**TO BE DONE**
Copy out all the data, word for word.

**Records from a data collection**
--*--

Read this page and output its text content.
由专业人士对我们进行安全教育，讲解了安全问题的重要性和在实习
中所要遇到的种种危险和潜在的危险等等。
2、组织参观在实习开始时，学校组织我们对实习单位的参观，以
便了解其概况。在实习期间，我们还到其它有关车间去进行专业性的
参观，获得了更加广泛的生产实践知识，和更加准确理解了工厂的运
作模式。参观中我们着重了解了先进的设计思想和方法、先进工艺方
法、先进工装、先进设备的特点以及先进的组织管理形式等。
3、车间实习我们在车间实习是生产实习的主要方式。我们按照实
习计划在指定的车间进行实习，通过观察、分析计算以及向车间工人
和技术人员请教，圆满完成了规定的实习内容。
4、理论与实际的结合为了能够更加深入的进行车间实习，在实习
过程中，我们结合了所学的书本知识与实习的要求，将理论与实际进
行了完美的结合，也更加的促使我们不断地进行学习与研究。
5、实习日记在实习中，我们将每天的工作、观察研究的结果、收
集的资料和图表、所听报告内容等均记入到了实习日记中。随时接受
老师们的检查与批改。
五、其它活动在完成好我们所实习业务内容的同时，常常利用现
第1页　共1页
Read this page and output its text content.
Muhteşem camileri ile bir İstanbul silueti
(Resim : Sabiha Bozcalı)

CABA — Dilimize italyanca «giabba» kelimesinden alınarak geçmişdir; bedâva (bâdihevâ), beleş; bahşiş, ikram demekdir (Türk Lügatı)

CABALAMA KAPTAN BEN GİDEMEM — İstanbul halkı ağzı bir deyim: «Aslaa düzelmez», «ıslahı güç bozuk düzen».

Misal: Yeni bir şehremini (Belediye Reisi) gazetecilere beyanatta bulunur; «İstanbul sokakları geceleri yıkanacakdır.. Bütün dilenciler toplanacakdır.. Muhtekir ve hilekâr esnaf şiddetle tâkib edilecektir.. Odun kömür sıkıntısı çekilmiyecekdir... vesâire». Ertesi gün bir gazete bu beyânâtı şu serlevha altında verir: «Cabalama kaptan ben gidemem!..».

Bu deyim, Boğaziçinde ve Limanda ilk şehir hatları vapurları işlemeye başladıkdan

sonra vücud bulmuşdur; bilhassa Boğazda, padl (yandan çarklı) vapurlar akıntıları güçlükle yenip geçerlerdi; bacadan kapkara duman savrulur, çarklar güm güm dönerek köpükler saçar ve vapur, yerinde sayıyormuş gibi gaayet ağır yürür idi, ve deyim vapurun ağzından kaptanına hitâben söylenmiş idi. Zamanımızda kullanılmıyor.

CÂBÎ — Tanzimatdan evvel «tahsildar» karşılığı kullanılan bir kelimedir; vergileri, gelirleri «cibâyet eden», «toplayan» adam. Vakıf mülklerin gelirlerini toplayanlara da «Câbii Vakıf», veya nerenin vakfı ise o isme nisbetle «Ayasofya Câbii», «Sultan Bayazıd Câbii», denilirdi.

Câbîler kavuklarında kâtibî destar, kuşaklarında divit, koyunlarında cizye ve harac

--*--

**COMPLETE OUTPUT**
Read this page and output its text content.
由专业人士对我们进行安全教育，讲解了安全问题的重要性和在实习
中所要遇到的种种危险和潜在的危险等等。
2、组织参观在实习开始时，学校组织我们对实习单位的参观，以
便了解其概况。在实习期间，我们还到其它有关车间去进行专业性的
参观，获得了更加广泛的生产实践知识，和更加准确理解了工厂的运
作模式。参观中我们着重了解了先进的设计思想和方法、先进工艺方
法、先进工装、先进设备的特点以及先进的组织管理形式等。
3、车间实习我们在车间实习是生产实习的主要方式。我们按照实
习计划在指定的车间进行实习，通过观察、分析计算以及向车间工人
和技术人员请教，圆满完成了规定的实习内容。
4、理论与实际的结合为了能够更加深入的进行车间实习，在实习
过程中，我们结合了所学的书本知识与实习的要求，将理论与实际进
行了完美的结合，也更加的促使我们不断地进行学习与研究。
5、实习日记在实习中，我们将每天的工作、观察研究的结果、收
集的资料和图表、所听报告内容等均记入到了实习日记中。随时接受
老师们的检查与批改。
五、其它活动在完成好我们所实习业务内容的同时，常常利用现
第1页　共1页
Read this page and output its text content.
Muhteşem camileri ile bir İstanbul silueti
(Resim : Sabiha Bozcalı)

CABA — Dilimize italyanca «giabba» kelimesinden alınarak geçmişdir; bedâva (bâdihevâ), beleş; bahşiş, ikram demekdir (Türk Lügatı)

CABALAMA KAPTAN BEN GİDEMEM — İstanbul halkı ağzı bir deyim: «Aslaa düzelmez», «ıslahı güç bozuk düzen».

Misal: Yeni bir şehremini (Belediye Reisi) gazetecilere beyanatta bulunur; «İstanbul sokakları geceleri yıkanacakdır.. Bütün dilenciler toplanacakdır.. Muhtekir ve hilekâr esnaf şiddetle tâkib edilecektir.. Odun kömür sıkıntısı çekilmiyecekdir... vesâire». Ertesi gün bir gazete bu beyânâtı şu serlevha altında verir: «Cabalama kaptan ben gidemem!..».

Bu deyim, Boğaziçinde ve Limanda ilk şehir hatları vapurları işlemeye başladıkdan

sonra vücud bulmuşdur; bilhassa Boğazda, padl (yandan çarklı) vapurlar akıntıları güçlükle yenip geçerlerdi; bacadan kapkara duman savrulur, çarklar güm güm dönerek köpükler saçar ve vapur, yerinde sayıyormuş gibi gaayet ağır yürür idi, ve deyim vapurun ağzından kaptanına hitâben söylenmiş idi. Zamanımızda kullanılmıyor.

CÂBÎ — Tanzimatdan evvel «tahsildar» karşılığı kullanılan bir kelimedir; vergileri, gelirleri «cibâyet eden», «toplayan» adam. Vakıf mülklerin gelirlerini toplayanlara da «Câbii Vakıf», veya nerenin vakfı ise o isme nisbetle «Ayasofya Câbii», «Sultan Bayazıd Câbii», denilirdi.

Câbîler kavuklarında kâtibî destar, kuşaklarında divit, koyunlarında cizye ve harac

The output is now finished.